* MATERIALS PROVIDED *
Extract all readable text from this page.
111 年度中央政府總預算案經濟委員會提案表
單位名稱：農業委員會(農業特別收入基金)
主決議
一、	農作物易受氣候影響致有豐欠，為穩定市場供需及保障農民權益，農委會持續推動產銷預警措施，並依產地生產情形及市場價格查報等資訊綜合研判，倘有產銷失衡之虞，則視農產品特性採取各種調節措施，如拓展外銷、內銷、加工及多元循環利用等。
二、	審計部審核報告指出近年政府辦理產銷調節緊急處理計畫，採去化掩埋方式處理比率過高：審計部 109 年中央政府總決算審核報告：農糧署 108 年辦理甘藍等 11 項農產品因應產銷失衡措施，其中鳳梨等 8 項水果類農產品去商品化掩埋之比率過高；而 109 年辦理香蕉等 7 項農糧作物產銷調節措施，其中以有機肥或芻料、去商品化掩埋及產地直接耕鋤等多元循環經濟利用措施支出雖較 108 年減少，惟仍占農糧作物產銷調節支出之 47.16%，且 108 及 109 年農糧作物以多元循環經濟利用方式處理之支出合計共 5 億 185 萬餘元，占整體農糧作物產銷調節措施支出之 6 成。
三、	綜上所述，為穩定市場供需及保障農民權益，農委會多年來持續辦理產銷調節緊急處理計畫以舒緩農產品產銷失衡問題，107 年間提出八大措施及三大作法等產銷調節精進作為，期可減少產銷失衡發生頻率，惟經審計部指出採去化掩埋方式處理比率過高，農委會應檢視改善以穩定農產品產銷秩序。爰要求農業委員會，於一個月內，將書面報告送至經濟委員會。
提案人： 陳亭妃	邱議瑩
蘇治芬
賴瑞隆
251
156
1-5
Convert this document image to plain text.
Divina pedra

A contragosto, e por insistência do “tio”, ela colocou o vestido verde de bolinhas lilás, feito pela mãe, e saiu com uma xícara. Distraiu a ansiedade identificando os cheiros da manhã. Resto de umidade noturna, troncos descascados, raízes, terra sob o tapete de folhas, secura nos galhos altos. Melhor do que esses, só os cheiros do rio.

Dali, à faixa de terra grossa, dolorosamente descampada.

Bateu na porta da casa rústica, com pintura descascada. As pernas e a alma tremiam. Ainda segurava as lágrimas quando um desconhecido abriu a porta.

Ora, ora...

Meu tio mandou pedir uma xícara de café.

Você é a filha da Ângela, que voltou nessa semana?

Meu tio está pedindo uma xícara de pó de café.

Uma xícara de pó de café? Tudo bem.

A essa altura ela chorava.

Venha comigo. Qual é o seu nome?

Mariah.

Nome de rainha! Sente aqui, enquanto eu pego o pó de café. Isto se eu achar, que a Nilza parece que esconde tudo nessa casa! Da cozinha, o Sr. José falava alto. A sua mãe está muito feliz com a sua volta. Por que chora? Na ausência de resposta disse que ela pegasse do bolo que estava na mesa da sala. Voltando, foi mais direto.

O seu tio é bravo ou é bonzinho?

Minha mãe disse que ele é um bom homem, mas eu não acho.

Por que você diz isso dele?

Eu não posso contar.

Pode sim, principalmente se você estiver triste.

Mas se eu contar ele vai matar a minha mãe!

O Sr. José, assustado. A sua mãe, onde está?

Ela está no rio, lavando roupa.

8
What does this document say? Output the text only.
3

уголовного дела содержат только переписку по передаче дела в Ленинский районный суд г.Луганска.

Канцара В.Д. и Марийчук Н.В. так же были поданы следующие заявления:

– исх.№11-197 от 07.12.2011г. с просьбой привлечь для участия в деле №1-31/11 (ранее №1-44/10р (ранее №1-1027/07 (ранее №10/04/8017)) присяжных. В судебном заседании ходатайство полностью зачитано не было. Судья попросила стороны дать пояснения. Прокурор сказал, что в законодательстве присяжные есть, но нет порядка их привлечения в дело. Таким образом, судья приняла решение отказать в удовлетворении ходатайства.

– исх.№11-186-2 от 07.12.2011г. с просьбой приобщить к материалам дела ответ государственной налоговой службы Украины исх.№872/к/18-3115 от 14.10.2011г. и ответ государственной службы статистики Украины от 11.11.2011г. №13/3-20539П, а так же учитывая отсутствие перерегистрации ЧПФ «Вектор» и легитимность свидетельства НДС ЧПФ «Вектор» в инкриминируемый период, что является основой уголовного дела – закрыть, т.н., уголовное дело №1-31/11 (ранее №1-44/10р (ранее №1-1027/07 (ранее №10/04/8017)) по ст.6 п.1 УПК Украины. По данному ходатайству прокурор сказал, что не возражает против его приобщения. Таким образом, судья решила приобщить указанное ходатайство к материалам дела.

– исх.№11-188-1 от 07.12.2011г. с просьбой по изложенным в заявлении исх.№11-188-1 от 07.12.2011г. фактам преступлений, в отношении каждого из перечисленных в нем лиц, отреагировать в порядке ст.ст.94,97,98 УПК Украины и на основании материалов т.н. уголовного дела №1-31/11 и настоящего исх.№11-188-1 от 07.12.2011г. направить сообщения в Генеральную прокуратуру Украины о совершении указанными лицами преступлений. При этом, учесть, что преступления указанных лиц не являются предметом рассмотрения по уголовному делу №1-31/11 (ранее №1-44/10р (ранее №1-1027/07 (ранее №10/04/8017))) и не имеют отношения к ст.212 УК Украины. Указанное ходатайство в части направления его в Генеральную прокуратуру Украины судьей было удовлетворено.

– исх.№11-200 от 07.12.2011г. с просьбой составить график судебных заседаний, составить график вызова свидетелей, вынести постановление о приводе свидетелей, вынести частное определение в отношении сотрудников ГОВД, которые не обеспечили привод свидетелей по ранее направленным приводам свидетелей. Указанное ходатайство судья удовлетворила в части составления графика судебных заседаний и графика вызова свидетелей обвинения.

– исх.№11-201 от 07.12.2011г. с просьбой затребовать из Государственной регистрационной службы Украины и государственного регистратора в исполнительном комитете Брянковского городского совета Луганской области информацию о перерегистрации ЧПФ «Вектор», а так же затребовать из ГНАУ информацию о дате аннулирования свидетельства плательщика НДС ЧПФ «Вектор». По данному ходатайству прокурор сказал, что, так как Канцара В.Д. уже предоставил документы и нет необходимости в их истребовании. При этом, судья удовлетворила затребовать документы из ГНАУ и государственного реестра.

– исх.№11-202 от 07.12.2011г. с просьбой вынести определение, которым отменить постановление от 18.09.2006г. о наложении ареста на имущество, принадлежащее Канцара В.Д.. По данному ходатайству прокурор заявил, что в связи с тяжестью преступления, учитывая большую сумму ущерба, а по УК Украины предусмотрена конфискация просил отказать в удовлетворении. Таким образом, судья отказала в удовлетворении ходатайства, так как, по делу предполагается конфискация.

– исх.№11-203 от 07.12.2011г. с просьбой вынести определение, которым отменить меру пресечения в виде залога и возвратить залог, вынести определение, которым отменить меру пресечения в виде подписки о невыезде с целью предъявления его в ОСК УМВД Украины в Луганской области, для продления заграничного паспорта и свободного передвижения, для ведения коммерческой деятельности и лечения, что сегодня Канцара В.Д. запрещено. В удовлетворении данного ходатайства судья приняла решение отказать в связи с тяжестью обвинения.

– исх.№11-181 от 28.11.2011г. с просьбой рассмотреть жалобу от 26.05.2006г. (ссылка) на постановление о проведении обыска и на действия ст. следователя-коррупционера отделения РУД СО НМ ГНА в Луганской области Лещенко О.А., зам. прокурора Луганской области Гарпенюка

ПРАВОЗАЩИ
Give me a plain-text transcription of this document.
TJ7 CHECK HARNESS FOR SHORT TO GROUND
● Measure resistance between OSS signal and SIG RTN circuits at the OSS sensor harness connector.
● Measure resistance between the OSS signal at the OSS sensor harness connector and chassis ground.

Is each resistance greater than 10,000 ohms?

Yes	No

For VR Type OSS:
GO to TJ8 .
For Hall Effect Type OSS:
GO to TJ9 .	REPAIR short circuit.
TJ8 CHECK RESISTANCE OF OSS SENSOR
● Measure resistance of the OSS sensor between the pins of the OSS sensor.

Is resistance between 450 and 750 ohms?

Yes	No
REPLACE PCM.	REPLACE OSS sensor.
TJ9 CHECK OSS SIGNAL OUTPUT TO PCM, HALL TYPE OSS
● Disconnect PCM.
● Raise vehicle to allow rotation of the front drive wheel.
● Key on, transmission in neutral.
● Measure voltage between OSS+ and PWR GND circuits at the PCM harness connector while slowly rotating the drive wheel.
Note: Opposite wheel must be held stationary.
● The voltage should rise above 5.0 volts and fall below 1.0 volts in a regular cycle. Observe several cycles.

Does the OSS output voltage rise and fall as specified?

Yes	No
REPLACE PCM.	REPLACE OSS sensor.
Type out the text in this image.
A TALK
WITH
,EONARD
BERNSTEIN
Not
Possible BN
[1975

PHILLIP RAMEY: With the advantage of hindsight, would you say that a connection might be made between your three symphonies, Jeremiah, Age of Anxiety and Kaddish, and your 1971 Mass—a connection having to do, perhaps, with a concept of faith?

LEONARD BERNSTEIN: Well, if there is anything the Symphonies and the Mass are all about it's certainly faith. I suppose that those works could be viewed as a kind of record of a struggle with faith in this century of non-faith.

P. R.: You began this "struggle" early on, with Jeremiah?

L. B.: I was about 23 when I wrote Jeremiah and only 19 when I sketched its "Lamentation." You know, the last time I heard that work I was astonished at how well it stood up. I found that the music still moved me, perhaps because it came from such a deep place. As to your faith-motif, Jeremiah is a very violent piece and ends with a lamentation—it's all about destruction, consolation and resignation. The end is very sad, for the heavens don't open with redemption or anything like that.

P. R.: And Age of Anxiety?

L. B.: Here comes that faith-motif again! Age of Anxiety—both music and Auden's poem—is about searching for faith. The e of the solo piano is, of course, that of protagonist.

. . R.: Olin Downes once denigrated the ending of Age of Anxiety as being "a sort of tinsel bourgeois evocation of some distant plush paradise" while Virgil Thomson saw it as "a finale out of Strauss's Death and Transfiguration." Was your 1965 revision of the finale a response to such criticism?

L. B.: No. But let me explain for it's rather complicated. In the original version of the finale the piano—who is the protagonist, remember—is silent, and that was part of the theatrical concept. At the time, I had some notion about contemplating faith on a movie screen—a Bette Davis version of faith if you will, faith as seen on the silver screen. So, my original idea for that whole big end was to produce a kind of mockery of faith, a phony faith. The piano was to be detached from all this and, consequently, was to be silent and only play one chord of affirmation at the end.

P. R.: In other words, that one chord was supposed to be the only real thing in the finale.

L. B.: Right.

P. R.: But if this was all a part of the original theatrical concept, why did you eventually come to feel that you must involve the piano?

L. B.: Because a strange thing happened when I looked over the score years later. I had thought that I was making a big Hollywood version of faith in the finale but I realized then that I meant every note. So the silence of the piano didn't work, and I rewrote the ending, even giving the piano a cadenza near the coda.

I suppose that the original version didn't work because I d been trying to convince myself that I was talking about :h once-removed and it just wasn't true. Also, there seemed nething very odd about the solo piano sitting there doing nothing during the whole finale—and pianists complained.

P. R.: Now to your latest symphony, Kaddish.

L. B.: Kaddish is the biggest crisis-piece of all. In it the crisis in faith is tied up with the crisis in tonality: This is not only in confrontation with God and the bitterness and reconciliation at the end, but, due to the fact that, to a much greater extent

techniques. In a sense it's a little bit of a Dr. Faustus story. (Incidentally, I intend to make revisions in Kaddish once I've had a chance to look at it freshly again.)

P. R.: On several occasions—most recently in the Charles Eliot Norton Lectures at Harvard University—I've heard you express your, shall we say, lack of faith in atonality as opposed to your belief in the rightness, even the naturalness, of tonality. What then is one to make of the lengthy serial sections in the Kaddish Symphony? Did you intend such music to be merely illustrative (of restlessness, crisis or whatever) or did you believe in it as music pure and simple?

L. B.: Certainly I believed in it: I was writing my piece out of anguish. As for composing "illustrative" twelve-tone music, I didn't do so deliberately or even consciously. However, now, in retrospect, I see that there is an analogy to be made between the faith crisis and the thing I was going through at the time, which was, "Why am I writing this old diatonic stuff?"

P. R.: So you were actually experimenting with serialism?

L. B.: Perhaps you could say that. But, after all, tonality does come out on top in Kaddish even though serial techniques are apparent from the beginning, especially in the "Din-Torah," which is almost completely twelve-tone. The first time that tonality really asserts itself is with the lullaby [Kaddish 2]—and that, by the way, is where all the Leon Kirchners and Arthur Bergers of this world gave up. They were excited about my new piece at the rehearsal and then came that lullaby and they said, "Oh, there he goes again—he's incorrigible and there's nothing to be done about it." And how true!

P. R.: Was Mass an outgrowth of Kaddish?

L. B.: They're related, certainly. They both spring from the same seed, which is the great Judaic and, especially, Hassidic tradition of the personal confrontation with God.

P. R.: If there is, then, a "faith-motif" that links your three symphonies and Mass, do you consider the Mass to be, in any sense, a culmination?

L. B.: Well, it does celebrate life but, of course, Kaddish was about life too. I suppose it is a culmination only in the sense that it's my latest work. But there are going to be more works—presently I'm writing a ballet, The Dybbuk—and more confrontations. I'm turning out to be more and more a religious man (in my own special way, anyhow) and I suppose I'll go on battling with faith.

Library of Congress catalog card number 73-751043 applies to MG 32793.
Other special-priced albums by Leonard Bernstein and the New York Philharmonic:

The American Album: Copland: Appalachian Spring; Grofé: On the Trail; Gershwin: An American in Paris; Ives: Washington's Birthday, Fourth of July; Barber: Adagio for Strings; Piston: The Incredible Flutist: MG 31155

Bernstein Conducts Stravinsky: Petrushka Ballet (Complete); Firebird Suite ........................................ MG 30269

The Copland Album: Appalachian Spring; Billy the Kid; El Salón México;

* REQUIREMENTS *
Using the entries above, return each line in which the word "учитывая" occurs.

* CORRECT ANSWER *
– исх.№11-186-2 от 07.12.2011г. с просьбой приобщить к материалам дела ответ государственной налоговой службы Украины исх.№872/к/18-3115 от 14.10.2011г. и ответ государственной службы статистики Украины от 11.11.2011г. №13/3-20539П, а так же учитывая отсутствие перерегистрации ЧПФ «Вектор» и легитимность свидетельства НДС ЧПФ «Вектор» в инкриминируемый период, что является основой уголовного дела – закрыть, т.н., уголовное дело №1-31/11 (ранее №1-44/10р (ранее №1-1027/07 (ранее №10/04/8017)) по ст.6 п.1 УПК Украины. По данному ходатайству прокурор сказал, что не возражает против его приобщения. Таким образом, судья решила приобщить указанное ходатайство к материалам дела.
– исх.№11-202 от 07.12.2011г. с просьбой вынести определение, которым отменить постановление от 18.09.2006г. о наложении ареста на имущество, принадлежащее Канцара В.Д.. По данному ходатайству прокурор заявил, что в связи с тяжестью преступления, учитывая большую сумму ущерба, а по УК Украины предусмотрена конфискация просил отказать в удовлетворении. Таким образом, судья отказала в удовлетворении ходатайства, так как, по делу предполагается конфискация.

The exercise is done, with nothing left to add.